Document extract start

Unpsychology Magazine’s 10th anniversary issue is on the theme of EDGES. The magazine is published in digital and print formats, with some of the pieces and collaborations appearing here, on the Unpsychology Substack. You can download a FREE copy of EDGES from HERE, and order a print copy from HERE.
Introduction
This piece was first published in Issue 10 of Unpsychology Magazine in the summer of 2024. In it, I explored ‘edges’ in relation to my father’s ageing and my response to it. Subsequently, Dad died at the end of September the same year. Here, I’ve updated the piece with a postscript taken from my Substack piece Internubbing.
Life as a river
WHEN I FIND MYSELF IMMERSED, there are no edges. This story. That ocean. This evening. That space. This community. That city. This body. That story. I find myself in these named existences. They seem bounded and clear.
Immersed, however, there could be flows and echoes to a life. Time is a ‘now’ that repeats endlessly — until it ends. And begins again — though there are no tangible perimeters.
Can you show me the boundaries of a day?
When I sat beside my ageing father’s bed the other morning, it felt like a moment that might have a significance. Perhaps, a moment before another moment that, in turn, will be an end or transition. I prepare for an inevitability that hasn’t come yet. In any case, his mind does not register the time before or the time after. Now he is in a moment in which he might recognise or not. Recognise me, or not...
I return home from seeing Dad, and sharing time with my friend of fifty-plus years. Travelling, through familiar moments that have never happened before, into the next immersion. New tangles of experience follow but they are not occurrences as such. They have no skin or membrane or wall, these moments, no separation from the world. And when a future moment is feared or anticipated, in reality it does not register; there is nothing to pass through. It is over as soon as it touches the consequence.
I return to the tangles once again. They carry all there is...
Connection implies separation. Even immersion does. And it does feel like that sometimes — to be separate and special, or else isolated and alone. Our culture is built like that. Some people even make philosophy out of all this — socio-ecological myths that speak of stories of separation or their non-dual binaries. As if there is another story we could return to that won’t be separate, that will be pure, beautiful and natural. As if there ever could be...
LIFE STORY AS GROWTH:
born as potential; growing to learn;
learning to grow; negotiating stages;
finding talents; searching for soul; being
authentic; being enough; doing stuff;
moving on up; soul mating; portfolio build-
ing; potential reaching; meaning making;
goal arriving; secret unveiling; world
saving. Wanting. Needing. Dying.
Travelling on into some eternal future.
Spirit.
Meanwhile the wonder rolls on. It is always still here, always is and was. It is phenomenological. It is what it is and was and always will be. No meaning is necessary. Nothing is required to change; the change will come. I can choose to respond — or not. The choice will make a difference, but will only ever be a stitch in the Universe. My Dad’s life, a stitch too. Significant. Insignificant. Ultimately, existentially ordinary. All the lives, all the stitches, each a tiny part of the wonder...

Document extract end
Supplied records start

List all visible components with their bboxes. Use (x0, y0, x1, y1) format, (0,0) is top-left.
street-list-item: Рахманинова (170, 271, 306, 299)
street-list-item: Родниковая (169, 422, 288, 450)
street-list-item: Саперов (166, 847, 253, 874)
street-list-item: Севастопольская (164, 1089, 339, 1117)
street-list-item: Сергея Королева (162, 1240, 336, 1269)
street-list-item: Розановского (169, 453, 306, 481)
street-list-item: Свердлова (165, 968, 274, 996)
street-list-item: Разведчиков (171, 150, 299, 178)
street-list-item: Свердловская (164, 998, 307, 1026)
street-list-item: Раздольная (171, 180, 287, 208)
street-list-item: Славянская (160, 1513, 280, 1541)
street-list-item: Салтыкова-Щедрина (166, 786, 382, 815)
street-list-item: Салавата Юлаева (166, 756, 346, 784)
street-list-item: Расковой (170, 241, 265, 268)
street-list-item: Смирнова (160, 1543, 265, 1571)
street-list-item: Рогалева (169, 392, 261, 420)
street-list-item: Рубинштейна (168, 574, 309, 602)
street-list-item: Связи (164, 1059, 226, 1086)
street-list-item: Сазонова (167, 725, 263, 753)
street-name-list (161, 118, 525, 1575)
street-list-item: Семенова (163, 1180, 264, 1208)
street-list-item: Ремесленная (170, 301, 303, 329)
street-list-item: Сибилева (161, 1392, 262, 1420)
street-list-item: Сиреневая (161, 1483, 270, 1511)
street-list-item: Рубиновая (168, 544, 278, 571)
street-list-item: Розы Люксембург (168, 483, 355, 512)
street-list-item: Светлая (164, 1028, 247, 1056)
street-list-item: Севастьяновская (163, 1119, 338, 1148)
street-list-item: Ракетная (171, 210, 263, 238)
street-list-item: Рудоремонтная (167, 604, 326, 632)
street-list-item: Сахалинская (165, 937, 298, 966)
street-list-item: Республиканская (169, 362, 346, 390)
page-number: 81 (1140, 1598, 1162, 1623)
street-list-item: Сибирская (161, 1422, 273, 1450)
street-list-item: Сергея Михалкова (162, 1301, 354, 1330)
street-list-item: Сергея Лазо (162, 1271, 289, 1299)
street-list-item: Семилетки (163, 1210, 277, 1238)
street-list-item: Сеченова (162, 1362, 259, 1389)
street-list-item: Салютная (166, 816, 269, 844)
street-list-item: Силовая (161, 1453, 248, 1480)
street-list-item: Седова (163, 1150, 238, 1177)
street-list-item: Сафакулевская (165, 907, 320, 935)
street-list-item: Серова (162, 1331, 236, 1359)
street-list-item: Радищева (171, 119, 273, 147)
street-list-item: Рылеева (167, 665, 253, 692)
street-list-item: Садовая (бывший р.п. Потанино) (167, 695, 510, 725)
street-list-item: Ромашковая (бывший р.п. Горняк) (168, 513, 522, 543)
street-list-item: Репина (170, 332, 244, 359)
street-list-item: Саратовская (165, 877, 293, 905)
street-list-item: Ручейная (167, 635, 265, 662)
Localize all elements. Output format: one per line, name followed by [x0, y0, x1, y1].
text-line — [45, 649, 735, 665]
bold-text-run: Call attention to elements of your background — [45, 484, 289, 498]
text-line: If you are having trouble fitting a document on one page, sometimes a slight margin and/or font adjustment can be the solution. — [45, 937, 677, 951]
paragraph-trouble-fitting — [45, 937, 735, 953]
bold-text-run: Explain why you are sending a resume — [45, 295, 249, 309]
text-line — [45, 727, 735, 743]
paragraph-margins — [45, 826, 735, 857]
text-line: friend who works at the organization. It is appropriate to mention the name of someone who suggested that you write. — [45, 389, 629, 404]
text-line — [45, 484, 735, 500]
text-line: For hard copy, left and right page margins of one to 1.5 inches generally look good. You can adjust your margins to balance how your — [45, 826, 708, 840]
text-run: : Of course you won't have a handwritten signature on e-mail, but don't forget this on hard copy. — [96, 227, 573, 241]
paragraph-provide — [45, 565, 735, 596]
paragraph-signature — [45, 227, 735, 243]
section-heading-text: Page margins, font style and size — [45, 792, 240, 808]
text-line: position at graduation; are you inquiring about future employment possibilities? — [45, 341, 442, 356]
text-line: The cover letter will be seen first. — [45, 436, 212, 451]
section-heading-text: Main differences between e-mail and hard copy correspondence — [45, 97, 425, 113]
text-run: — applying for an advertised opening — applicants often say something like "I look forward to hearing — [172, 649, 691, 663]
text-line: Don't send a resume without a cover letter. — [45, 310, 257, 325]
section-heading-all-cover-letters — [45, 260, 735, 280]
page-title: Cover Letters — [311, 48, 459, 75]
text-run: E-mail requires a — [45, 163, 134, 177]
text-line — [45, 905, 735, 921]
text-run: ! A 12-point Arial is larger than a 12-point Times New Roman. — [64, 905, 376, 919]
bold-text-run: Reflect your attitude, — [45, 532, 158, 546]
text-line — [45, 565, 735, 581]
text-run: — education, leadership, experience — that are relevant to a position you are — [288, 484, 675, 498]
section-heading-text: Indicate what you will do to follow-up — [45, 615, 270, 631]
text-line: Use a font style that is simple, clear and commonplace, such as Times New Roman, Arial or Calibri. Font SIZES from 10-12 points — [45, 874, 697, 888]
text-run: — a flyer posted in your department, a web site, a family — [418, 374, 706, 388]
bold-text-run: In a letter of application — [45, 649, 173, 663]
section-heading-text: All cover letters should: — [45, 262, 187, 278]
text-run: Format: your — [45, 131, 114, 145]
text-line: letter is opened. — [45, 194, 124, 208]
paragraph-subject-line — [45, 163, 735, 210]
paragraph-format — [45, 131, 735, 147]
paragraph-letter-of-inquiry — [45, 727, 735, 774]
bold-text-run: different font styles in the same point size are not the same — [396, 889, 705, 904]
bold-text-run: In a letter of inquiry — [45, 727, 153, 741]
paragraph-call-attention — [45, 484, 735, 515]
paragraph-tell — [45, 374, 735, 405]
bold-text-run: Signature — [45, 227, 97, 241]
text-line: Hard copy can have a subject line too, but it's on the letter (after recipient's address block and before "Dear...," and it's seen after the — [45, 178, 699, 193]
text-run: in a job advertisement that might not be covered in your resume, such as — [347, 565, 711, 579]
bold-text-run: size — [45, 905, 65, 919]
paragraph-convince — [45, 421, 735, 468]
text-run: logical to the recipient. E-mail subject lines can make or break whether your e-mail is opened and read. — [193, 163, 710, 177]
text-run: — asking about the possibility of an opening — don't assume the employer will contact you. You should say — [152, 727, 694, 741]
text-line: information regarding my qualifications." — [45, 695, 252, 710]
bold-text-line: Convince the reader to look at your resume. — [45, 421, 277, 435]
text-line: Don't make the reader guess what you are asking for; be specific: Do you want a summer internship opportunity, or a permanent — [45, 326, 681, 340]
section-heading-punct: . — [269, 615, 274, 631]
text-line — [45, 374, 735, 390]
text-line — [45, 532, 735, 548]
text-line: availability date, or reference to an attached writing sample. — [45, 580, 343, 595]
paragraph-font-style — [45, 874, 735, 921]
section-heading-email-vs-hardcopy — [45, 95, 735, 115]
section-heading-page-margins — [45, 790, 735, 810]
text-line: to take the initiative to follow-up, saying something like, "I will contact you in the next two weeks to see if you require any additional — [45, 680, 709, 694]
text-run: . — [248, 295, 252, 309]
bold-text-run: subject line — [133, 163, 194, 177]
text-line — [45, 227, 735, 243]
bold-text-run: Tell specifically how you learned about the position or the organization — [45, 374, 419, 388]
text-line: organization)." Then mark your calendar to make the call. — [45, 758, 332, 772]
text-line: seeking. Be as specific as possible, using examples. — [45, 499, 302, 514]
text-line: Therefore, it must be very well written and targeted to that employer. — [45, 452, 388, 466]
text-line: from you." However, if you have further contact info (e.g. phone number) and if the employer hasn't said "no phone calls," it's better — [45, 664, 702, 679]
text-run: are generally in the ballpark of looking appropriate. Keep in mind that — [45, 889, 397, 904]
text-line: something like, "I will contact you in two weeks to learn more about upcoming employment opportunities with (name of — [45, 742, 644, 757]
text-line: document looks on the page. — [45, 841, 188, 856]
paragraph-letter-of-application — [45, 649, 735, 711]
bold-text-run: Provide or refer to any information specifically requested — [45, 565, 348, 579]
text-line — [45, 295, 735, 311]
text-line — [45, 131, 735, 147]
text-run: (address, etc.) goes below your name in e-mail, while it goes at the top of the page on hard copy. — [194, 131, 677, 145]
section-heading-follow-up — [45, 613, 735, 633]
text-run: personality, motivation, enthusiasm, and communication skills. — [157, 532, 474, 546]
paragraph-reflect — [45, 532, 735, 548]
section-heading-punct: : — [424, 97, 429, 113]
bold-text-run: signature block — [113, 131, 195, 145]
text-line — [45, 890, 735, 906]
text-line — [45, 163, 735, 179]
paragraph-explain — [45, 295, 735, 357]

Supplied records end

■ **Problem 1**
Which named existences does the essay on edges list in the paragraph beginning "WHEN I FIND MYSELF IMMERSED"? Give them in order.
■ **Problem 2**
Condense the paragraph of the essay on edges that opens "This piece was first published" into a short bulleted list that keeps its main facts.
■ **Problem 3**
Quote everything in the essay on edges from "I return home" down to "all there is...".

■ **Task answer 1**
This story, that ocean, this evening, that space, this community, that city, this body, that story.

■ **Task answer 2**
- First published in Issue 10 of Unpsychology Magazine, summer 2024
- Explored "edges" in relation to my father's ageing and my response to it
- Dad died at the end of September that same year
- Updated here with a postscript from my Substack piece Internubbing

■ **Task answer 3**
I return home from seeing Dad, and sharing time with my friend of fifty-plus years. Travelling, through familiar moments that have never happened before, into the next immersion. New tangles of experience follow but they are not occurrences as such. They have no skin or membrane or wall, these moments, no separation from the world. And when a future moment is feared or anticipated, in reality it does not register; there is nothing to pass through. It is over as soon as it touches the consequence.
I return to the tangles once again. They carry all there is...